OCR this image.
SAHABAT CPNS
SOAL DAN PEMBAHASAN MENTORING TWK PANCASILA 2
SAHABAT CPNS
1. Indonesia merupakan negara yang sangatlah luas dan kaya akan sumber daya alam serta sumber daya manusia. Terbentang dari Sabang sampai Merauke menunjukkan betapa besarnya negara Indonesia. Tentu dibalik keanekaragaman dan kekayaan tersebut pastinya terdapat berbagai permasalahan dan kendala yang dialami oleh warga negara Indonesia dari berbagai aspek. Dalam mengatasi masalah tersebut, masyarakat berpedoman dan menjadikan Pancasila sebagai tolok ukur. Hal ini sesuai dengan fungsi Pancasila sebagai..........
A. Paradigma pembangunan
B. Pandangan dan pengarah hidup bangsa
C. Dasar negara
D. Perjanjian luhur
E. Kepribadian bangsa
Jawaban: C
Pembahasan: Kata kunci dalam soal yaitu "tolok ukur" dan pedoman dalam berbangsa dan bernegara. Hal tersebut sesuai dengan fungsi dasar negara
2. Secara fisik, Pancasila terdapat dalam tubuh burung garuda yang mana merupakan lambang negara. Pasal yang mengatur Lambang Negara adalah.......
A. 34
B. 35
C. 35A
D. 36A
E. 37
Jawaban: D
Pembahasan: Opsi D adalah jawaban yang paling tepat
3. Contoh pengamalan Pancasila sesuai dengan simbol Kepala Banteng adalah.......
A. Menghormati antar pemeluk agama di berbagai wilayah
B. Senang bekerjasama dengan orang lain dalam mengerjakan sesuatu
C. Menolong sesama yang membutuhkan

***

What is being asked: All of the lines above need to be given again exactly.

Complete response:
OCR this image.
SAHABAT CPNS
SOAL DAN PEMBAHASAN MENTORING TWK PANCASILA 2
SAHABAT CPNS
1. Indonesia merupakan negara yang sangatlah luas dan kaya akan sumber daya alam serta sumber daya manusia. Terbentang dari Sabang sampai Merauke menunjukkan betapa besarnya negara Indonesia. Tentu dibalik keanekaragaman dan kekayaan tersebut pastinya terdapat berbagai permasalahan dan kendala yang dialami oleh warga negara Indonesia dari berbagai aspek. Dalam mengatasi masalah tersebut, masyarakat berpedoman dan menjadikan Pancasila sebagai tolok ukur. Hal ini sesuai dengan fungsi Pancasila sebagai..........
A. Paradigma pembangunan
B. Pandangan dan pengarah hidup bangsa
C. Dasar negara
D. Perjanjian luhur
E. Kepribadian bangsa
Jawaban: C
Pembahasan: Kata kunci dalam soal yaitu "tolok ukur" dan pedoman dalam berbangsa dan bernegara. Hal tersebut sesuai dengan fungsi dasar negara
2. Secara fisik, Pancasila terdapat dalam tubuh burung garuda yang mana merupakan lambang negara. Pasal yang mengatur Lambang Negara adalah.......
A. 34
B. 35
C. 35A
D. 36A
E. 37
Jawaban: D
Pembahasan: Opsi D adalah jawaban yang paling tepat
3. Contoh pengamalan Pancasila sesuai dengan simbol Kepala Banteng adalah.......
A. Menghormati antar pemeluk agama di berbagai wilayah
B. Senang bekerjasama dengan orang lain dalam mengerjakan sesuatu
C. Menolong sesama yang membutuhkan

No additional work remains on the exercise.